**The tasks**
**1.** Echo the HMM module description word for word, starting with "An HMM is fully" and going on through "the actual work.".
**2.** Summarize the HMM module description in two sentences.

**Given text**
____________
A pure-Python implementation to fit and evaluate Hidden-Markov Models.
NOTE: This module is not recommended for production use on large data sets. Consider the hmmlearn library instead.
This module provides pure Python implementations of the basic algorithms to work with Hidden-Markov Models (HMM).
The primary intent was to provide straightforward implementations of the required algorithms, to aid understanding and experimentation. Simplicity and transparency of the implementation therefore took priority. Little attempt has been made to optimize the runtime performance of the code, and none to deal with floating-point underflow problems.
The API has been kept simple and practical. The interface is meant to clearly outline and reflect the different tasks or "problems" posed by HMMs.
HMM algorithms are computationally intensive. Moreover, they involve the repeated multiplication of probabilities, quickly leading to problems of floating-point underflow. Special measures need to be taken to prevent them for larger data sets, but this necessarily obscures the algorithms.
Acknowledging these limitations, the present implementation is usable for small data sets up to a few hundred points. For larger data sets, consider the hmmlearn library, which moves the core computation to C++ to improve performance, and also handles the underflow problem via logarithmic representation.
An HMM is fully defined by three quantities:
- the number of hidden states m
- the transition matrix among states (an m x m matrix)
- a set of m emission probabilities and the parameters they require
By contrast, any data set or any calculated quantity directly derived from a data set is not part of the model, and is not stored in a model instance.
The Model
class encapsulates an HMM. It provides a set of "public"
functions to perform the following activities:
- Define the model
- Specify the model
- Train the model on a data set
- Evaluate the model for a data set
- Generate a data set from the model
The class also provides several "non-public" methods to do the actual work.
The HMM concept is independent of the type and nature of the observation data: the data can be totally opaque. The present implementation makes no assumptions about the data, and never tries to read it. It only assumes that data is supplied as a collection that is indexable (an iterable).
____________
**Entries supplied**
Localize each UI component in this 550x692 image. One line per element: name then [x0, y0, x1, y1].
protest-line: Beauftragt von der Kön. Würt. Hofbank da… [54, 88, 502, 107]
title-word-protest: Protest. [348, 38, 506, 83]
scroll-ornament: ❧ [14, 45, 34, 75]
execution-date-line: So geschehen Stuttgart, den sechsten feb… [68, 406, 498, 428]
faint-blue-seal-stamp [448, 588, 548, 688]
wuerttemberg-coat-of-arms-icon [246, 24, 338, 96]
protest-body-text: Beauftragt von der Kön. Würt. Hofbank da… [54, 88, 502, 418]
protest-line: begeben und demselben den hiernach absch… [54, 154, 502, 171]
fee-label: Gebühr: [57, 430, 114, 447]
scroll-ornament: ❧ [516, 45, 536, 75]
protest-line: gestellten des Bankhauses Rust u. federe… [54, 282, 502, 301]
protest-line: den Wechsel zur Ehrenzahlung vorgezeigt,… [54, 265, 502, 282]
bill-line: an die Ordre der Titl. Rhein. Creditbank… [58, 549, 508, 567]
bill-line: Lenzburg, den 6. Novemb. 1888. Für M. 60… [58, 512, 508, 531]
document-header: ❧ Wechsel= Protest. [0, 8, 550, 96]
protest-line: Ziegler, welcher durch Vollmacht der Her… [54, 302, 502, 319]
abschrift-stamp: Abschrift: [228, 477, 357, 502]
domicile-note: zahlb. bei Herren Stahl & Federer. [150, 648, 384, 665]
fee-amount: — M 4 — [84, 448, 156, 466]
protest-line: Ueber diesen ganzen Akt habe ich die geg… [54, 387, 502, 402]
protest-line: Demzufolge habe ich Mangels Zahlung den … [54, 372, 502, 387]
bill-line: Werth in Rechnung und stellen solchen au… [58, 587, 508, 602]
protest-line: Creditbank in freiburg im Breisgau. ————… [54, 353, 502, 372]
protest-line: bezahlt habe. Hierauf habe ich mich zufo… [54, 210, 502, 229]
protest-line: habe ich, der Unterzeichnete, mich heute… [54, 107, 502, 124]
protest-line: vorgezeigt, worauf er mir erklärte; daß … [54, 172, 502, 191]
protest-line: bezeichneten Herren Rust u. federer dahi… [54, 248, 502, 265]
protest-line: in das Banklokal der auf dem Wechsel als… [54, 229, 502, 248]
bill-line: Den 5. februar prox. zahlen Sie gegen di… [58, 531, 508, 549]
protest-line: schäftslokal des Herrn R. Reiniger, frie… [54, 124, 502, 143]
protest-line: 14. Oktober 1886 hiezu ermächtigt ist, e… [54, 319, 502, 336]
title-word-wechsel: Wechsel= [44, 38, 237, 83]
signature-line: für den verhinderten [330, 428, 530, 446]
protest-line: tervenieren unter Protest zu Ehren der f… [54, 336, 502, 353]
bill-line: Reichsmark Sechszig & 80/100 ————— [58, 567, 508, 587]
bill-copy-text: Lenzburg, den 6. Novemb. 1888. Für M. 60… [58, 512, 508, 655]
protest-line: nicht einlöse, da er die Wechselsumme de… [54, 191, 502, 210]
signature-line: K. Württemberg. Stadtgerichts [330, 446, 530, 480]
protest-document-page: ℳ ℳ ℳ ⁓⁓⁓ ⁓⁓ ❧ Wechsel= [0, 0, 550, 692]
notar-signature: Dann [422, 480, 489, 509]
____________
**Expected results**
**1.**
An HMM is fully defined by three quantities:
- the number of hidden states m
- the transition matrix among states (an m x m matrix)
- a set of m emission probabilities and the parameters they require
By contrast, any data set or any calculated quantity directly derived from a data set is not part of the model, and is not stored in a model instance.
The Model
class encapsulates an HMM. It provides a set of "public"
functions to perform the following activities:
- Define the model
- Specify the model
- Train the model on a data set
- Evaluate the model for a data set
- Generate a data set from the model
The class also provides several "non-public" methods to do the actual work.

**2.** The module provides pure-Python implementations of the basic Hidden-Markov Model algorithms, written for simplicity and transparency to aid understanding rather than for speed, and it makes no attempt to deal with floating-point underflow. It is usable for small data sets of up to a few hundred points, while the hmmlearn library is suggested for larger ones.